Directions ->
Across the listing below, how many lines hold "name"? Reply with the number by itself.

· · · · ·

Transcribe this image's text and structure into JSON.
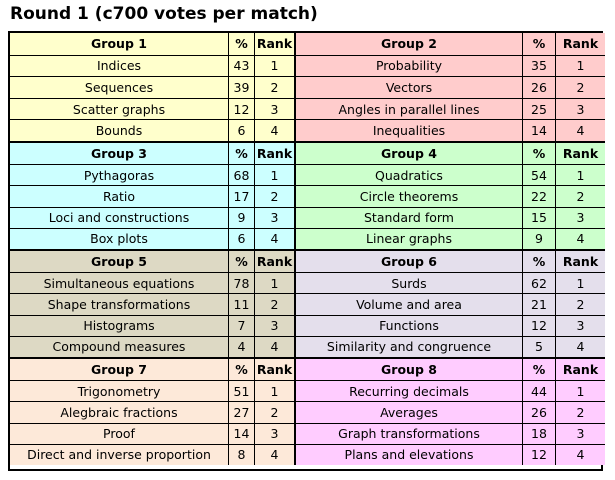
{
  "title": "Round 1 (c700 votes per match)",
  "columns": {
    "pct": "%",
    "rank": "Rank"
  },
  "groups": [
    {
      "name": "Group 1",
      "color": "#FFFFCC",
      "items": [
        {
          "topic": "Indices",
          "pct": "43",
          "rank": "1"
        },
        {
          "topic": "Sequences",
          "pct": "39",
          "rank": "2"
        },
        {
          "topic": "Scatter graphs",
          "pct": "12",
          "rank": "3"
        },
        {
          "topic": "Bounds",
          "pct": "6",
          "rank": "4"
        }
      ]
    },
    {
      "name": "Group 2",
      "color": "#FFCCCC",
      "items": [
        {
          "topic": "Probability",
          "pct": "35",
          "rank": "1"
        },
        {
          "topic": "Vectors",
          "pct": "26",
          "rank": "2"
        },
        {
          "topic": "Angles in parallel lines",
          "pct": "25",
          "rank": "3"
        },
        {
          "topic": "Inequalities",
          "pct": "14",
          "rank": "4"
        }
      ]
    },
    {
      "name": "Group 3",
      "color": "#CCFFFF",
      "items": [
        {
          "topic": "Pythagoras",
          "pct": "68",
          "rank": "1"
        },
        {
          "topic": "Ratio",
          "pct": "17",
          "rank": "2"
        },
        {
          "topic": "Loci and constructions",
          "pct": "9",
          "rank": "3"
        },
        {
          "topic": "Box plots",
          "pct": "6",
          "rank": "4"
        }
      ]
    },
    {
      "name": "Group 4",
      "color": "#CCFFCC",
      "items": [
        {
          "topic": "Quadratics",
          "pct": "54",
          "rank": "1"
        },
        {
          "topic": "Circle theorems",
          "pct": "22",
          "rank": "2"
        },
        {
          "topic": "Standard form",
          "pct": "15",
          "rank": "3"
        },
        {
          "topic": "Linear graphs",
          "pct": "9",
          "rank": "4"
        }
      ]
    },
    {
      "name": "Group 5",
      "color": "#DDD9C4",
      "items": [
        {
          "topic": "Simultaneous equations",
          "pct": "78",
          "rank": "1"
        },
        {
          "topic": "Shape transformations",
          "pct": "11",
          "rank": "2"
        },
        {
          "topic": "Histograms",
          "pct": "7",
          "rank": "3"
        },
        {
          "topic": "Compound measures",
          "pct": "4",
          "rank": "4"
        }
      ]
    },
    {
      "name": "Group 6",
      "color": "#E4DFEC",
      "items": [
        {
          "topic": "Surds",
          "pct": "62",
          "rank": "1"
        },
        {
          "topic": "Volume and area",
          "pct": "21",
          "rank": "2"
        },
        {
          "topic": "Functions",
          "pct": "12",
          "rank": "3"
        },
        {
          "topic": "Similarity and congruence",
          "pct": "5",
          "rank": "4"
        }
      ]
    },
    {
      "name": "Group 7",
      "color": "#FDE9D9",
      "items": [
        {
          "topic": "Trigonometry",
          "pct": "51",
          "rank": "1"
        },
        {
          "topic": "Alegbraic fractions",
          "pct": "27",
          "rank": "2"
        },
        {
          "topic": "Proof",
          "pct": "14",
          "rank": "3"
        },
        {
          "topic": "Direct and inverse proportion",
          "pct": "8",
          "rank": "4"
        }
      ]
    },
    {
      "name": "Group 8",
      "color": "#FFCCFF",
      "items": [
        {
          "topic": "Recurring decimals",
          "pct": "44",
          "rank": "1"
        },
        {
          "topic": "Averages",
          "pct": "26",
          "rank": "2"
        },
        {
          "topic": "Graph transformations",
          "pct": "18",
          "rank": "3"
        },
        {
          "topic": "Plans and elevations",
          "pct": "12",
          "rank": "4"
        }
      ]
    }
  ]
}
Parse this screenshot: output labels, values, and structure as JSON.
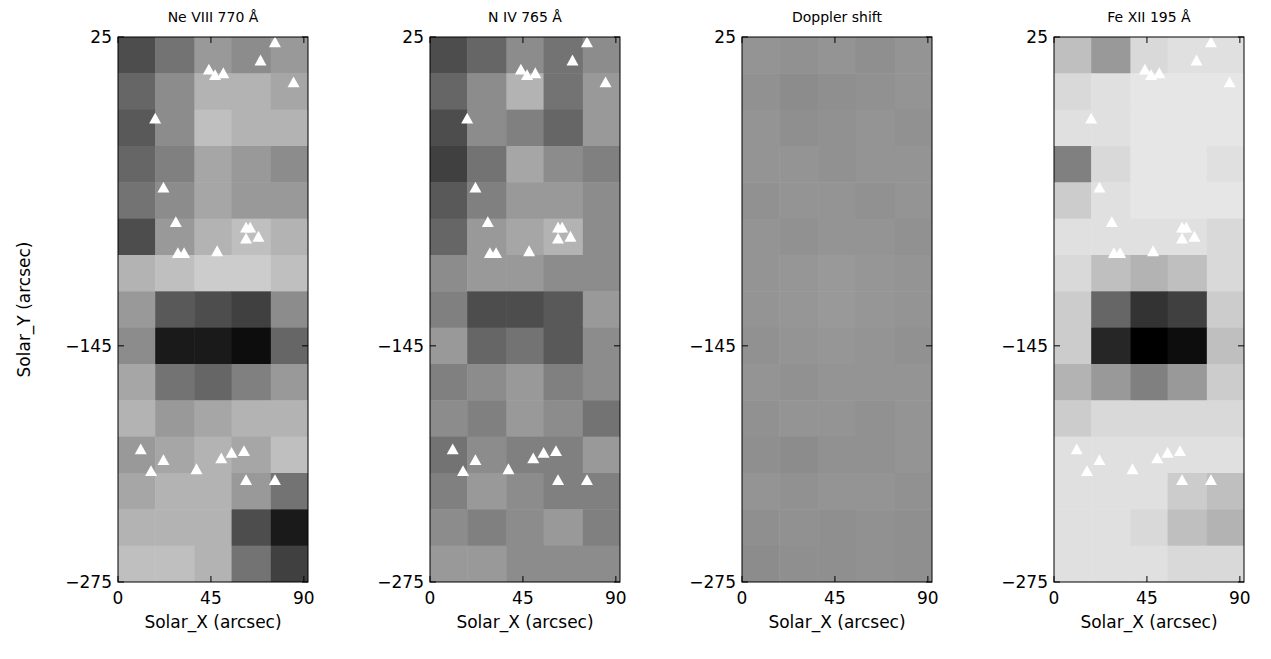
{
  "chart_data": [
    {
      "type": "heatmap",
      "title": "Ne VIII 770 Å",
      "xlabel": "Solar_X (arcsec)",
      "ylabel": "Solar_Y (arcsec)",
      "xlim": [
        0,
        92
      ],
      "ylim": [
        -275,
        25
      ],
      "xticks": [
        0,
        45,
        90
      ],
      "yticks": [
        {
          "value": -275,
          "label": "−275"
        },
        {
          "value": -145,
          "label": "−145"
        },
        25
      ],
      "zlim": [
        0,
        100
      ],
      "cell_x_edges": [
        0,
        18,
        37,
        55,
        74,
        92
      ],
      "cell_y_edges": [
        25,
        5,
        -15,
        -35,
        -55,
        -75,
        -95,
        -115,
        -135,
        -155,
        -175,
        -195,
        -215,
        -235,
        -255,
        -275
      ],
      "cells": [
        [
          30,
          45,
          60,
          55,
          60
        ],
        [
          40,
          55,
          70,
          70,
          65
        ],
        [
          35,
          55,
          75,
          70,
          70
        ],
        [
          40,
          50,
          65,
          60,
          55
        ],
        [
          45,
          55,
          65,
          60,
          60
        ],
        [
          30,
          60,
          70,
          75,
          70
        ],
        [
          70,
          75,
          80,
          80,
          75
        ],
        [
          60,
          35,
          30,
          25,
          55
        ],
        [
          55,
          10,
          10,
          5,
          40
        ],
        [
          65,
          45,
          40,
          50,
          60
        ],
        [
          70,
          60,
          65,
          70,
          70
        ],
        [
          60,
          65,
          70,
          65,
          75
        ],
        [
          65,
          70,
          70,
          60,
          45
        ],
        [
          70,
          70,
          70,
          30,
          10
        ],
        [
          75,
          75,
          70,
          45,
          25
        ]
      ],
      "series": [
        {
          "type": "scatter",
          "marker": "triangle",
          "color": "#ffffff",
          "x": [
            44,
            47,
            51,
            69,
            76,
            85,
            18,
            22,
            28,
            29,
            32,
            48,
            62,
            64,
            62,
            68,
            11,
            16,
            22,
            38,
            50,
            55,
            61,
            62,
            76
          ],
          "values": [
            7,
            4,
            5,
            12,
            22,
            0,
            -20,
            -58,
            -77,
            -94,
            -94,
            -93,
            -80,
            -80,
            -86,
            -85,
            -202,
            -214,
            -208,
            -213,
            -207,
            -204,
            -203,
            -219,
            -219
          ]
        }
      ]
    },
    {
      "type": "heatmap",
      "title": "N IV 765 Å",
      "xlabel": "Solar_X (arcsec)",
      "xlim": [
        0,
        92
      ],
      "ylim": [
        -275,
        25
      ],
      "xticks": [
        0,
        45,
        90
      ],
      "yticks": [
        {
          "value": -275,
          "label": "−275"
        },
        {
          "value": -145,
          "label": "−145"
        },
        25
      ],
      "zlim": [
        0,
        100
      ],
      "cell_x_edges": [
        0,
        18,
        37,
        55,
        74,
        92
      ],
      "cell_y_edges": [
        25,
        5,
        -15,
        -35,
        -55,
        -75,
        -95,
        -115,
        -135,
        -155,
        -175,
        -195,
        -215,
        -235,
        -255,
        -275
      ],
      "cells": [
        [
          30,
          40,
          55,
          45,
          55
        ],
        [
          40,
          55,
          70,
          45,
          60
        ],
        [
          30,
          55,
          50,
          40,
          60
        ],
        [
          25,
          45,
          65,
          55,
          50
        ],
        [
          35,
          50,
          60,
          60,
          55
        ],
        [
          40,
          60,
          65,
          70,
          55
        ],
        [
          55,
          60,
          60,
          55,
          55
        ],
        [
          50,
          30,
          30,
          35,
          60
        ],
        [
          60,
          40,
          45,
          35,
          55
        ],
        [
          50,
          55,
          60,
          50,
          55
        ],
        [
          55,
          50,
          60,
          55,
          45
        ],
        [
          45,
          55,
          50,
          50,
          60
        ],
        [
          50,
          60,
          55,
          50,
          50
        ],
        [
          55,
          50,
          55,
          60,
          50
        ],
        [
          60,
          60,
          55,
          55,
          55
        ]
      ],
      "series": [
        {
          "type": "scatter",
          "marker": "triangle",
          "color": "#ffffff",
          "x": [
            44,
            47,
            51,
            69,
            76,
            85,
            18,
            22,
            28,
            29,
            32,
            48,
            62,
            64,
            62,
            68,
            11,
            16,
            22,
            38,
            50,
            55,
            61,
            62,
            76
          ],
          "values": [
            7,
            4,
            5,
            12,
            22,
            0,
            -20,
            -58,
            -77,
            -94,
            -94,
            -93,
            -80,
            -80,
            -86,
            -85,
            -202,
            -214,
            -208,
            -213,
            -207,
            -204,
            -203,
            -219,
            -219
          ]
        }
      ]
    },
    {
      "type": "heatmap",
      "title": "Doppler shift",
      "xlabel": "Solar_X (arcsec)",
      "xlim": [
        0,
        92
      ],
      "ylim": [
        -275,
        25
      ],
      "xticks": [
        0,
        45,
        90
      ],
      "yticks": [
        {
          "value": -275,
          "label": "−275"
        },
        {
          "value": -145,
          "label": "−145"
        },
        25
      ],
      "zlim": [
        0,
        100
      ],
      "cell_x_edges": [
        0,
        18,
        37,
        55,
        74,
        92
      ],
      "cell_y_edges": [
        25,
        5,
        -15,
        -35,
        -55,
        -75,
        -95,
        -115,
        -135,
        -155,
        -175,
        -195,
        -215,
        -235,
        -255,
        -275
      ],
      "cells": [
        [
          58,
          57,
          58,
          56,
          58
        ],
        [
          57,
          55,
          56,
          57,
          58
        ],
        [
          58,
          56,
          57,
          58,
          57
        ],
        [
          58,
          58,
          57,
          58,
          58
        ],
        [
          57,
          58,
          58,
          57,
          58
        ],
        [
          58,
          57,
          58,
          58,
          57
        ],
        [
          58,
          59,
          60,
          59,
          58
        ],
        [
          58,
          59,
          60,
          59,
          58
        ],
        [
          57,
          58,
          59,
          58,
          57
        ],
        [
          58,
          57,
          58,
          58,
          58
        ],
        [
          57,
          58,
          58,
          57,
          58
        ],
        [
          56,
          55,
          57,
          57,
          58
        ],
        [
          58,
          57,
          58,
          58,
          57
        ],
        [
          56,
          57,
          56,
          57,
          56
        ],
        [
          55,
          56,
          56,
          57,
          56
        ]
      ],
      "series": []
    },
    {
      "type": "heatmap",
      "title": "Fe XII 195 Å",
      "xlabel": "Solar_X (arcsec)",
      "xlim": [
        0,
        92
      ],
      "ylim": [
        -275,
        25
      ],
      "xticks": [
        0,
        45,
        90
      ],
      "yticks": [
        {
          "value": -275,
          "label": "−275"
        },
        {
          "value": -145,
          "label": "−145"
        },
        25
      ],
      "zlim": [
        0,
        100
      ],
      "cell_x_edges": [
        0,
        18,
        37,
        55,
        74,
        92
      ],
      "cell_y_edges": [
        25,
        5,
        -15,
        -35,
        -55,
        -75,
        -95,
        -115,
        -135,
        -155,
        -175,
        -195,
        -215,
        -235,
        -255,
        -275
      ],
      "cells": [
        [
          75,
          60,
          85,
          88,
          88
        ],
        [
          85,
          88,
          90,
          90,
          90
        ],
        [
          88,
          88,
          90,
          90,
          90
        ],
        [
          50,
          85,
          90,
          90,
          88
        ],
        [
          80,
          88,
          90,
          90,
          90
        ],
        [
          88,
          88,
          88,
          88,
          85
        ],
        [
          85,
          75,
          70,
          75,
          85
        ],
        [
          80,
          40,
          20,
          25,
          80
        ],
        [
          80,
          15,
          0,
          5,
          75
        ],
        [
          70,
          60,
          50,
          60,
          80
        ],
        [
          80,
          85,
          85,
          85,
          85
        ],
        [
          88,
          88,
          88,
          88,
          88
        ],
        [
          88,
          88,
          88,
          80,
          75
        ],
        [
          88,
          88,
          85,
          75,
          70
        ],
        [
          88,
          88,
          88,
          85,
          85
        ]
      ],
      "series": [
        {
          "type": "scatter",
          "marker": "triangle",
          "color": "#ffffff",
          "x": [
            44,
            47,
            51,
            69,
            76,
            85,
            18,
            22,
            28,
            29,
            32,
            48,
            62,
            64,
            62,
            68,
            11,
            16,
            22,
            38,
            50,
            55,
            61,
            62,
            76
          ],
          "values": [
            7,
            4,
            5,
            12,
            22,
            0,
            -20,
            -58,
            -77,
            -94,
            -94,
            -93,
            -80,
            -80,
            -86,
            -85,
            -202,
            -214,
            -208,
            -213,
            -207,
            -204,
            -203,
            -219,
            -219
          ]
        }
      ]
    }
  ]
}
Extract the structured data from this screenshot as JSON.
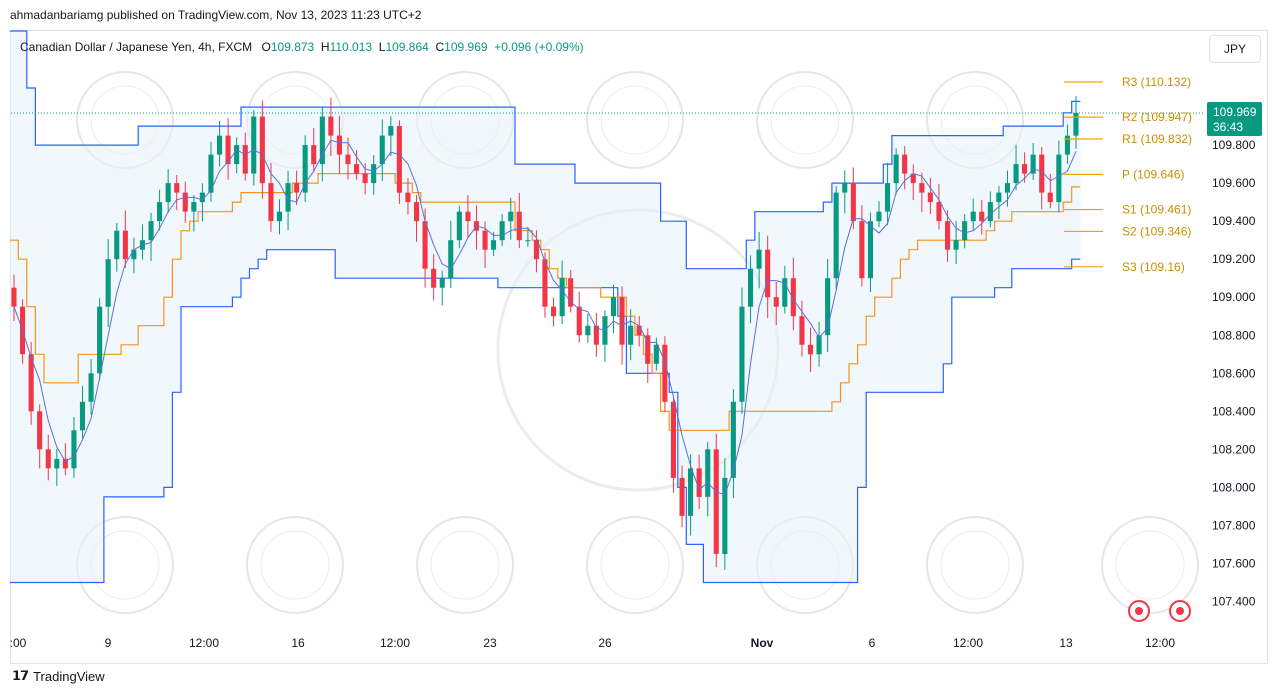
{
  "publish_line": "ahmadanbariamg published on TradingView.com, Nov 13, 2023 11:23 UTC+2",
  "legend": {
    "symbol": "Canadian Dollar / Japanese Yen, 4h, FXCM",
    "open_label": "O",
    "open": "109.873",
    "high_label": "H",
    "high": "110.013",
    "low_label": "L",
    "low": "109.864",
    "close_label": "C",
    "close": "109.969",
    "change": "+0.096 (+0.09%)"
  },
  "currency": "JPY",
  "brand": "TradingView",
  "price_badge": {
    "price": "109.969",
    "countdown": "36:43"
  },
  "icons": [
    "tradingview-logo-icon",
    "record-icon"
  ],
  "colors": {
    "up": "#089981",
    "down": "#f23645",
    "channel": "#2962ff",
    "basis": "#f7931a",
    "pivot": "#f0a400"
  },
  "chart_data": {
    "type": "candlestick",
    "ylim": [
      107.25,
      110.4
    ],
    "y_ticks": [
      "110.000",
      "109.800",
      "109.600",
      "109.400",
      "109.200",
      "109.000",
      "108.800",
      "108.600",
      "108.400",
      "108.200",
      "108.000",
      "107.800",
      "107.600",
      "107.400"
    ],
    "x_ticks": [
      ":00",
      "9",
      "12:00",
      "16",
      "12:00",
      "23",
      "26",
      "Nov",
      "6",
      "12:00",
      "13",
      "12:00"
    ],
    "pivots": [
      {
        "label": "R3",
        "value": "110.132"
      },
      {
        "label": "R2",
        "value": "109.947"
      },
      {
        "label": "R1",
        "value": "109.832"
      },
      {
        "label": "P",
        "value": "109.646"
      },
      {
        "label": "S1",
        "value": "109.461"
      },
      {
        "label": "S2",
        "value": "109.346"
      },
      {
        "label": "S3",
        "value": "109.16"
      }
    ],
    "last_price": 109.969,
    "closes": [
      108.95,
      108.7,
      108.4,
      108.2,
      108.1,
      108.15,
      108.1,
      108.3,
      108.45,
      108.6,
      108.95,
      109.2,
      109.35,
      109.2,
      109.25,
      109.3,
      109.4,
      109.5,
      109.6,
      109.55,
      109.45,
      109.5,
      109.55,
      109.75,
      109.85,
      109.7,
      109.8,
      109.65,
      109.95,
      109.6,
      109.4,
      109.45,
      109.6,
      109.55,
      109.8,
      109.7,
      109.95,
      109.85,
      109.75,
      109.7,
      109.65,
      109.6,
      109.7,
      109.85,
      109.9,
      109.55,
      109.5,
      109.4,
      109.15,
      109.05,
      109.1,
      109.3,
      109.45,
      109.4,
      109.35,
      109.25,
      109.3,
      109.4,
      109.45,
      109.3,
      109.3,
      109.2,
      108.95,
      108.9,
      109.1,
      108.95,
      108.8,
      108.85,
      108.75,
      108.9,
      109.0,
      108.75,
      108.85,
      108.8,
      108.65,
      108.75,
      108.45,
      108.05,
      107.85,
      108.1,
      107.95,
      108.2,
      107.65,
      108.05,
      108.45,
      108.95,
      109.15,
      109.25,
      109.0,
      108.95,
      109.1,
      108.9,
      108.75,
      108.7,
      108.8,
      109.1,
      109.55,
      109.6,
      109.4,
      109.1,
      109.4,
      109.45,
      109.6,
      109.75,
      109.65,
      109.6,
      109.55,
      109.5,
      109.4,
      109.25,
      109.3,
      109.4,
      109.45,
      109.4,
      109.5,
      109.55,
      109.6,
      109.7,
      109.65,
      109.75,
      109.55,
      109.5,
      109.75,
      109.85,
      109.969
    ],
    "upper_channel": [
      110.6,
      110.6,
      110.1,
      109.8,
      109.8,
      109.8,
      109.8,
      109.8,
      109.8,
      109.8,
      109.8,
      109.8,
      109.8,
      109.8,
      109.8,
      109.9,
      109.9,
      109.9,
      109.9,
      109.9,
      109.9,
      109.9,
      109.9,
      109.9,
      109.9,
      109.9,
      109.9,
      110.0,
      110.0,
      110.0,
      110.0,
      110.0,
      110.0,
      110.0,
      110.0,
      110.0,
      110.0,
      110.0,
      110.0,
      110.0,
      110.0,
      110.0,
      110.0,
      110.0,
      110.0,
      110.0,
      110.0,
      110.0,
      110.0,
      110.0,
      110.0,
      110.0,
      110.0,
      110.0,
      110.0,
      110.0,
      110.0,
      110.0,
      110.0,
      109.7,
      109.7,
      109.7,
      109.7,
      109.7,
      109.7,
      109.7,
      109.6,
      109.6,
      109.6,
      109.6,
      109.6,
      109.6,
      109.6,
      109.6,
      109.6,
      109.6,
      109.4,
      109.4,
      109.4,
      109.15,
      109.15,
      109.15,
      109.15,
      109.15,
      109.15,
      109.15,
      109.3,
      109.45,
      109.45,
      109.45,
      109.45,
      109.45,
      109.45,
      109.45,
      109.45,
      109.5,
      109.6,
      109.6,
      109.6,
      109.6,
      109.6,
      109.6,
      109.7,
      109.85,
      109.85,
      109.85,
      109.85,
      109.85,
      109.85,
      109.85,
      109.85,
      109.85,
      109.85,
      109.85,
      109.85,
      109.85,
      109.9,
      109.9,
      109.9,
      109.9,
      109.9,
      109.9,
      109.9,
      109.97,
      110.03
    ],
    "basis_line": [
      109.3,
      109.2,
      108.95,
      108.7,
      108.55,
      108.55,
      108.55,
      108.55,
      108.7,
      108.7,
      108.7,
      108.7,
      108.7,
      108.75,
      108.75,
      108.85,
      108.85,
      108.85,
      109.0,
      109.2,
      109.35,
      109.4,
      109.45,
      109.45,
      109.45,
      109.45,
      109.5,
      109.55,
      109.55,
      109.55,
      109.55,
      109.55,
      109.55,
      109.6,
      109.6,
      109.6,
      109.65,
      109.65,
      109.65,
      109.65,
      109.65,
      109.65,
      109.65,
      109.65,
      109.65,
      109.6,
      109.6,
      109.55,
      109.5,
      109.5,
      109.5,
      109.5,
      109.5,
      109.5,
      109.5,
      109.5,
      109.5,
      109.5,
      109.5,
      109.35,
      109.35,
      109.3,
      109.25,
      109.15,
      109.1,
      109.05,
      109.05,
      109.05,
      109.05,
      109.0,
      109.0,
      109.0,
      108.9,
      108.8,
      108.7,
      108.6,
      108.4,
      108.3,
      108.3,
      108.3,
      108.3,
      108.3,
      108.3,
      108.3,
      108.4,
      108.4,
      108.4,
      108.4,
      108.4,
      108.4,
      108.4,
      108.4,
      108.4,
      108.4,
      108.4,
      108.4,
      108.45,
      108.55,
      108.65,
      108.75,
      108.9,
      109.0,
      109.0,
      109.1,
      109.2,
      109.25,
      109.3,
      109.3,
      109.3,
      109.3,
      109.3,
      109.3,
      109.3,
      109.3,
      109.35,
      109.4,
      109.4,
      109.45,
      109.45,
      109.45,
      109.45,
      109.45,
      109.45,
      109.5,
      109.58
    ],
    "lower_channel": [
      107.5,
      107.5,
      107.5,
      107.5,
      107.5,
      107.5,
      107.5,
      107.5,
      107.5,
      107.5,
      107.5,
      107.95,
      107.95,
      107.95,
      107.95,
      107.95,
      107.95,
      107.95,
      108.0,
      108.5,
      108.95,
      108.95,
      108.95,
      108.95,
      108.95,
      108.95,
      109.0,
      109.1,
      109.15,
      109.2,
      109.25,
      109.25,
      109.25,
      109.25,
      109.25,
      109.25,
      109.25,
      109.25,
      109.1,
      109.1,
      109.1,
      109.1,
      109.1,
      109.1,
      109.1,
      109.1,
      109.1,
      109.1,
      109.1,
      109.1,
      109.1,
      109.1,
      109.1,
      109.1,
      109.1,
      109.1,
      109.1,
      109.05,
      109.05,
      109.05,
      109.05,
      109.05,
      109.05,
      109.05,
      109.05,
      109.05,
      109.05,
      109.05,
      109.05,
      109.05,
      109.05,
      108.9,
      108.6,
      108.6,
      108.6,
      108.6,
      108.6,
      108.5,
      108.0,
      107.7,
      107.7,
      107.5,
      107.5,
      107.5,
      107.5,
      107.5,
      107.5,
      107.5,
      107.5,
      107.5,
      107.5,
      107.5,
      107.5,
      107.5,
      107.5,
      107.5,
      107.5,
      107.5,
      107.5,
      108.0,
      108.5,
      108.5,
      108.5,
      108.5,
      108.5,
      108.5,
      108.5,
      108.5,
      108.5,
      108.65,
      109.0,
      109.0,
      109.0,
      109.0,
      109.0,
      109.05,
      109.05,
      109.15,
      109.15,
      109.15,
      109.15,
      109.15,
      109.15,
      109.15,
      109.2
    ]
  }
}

· · · · ·

Solution to this task ->
8